Your goal
Search the material for the string "chevron", then return every line where it is found.

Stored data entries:
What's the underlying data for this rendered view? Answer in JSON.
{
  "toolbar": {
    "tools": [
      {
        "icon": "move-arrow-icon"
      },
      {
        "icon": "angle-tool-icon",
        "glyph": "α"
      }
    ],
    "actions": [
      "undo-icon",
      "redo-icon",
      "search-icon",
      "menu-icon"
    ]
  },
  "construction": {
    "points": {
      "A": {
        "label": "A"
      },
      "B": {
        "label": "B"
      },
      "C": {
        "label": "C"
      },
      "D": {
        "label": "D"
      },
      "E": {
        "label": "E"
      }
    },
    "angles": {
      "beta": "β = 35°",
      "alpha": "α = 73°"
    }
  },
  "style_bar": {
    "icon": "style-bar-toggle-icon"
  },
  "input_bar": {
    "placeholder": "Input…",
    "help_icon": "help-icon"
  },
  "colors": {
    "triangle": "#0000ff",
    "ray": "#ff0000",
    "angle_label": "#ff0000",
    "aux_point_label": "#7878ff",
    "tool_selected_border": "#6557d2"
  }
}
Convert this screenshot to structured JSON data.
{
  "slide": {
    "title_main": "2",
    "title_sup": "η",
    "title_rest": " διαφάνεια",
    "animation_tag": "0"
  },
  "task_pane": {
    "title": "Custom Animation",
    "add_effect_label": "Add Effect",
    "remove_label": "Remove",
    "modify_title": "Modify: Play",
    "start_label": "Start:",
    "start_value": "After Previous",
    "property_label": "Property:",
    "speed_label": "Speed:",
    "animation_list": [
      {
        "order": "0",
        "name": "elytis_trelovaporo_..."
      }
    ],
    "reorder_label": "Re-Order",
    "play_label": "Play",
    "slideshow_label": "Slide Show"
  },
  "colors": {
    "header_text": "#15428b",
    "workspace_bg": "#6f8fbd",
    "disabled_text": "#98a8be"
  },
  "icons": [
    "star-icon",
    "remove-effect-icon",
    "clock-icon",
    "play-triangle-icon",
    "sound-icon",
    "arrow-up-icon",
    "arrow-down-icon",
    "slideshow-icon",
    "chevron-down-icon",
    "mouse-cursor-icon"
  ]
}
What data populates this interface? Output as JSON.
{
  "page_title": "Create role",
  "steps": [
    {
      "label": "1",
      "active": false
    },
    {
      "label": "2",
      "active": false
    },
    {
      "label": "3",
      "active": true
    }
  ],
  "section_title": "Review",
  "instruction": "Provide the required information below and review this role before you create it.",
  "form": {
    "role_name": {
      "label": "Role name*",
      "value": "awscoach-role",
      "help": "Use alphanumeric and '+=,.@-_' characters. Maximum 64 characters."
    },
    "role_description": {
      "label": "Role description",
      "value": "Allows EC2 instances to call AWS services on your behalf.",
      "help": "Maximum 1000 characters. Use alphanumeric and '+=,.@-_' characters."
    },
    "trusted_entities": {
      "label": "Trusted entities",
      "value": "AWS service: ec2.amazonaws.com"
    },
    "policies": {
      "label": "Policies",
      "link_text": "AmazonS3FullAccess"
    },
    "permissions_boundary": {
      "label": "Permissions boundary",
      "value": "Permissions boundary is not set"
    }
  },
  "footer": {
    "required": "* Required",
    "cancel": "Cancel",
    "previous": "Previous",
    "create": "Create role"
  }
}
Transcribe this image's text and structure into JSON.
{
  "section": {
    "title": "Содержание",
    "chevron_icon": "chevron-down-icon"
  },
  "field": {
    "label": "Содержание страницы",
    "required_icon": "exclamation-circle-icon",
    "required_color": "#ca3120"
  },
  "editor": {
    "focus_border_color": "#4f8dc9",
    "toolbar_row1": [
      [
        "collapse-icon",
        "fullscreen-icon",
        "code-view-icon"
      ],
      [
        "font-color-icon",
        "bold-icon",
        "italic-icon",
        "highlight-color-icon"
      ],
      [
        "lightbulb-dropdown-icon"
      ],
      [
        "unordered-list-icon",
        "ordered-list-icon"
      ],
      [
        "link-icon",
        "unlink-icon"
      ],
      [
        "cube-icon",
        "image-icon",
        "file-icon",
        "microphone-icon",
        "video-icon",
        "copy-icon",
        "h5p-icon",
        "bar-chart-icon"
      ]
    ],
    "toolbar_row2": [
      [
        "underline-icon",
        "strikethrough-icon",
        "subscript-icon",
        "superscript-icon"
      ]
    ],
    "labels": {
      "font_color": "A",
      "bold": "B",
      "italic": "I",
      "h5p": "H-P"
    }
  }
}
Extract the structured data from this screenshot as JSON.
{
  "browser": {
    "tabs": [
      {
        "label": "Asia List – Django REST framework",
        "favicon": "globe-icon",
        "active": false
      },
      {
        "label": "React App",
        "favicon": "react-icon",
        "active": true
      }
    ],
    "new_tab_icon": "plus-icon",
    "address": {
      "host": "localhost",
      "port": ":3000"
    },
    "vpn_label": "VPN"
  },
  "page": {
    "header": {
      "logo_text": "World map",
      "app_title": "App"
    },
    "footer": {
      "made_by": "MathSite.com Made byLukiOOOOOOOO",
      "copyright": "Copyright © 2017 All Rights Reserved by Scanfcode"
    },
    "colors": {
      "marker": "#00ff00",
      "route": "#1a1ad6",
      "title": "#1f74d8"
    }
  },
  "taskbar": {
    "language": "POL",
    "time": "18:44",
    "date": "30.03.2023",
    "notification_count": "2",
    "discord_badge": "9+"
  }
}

Result for this task
    "chevron-down-icon",
    "chevron_icon": "chevron-down-icon"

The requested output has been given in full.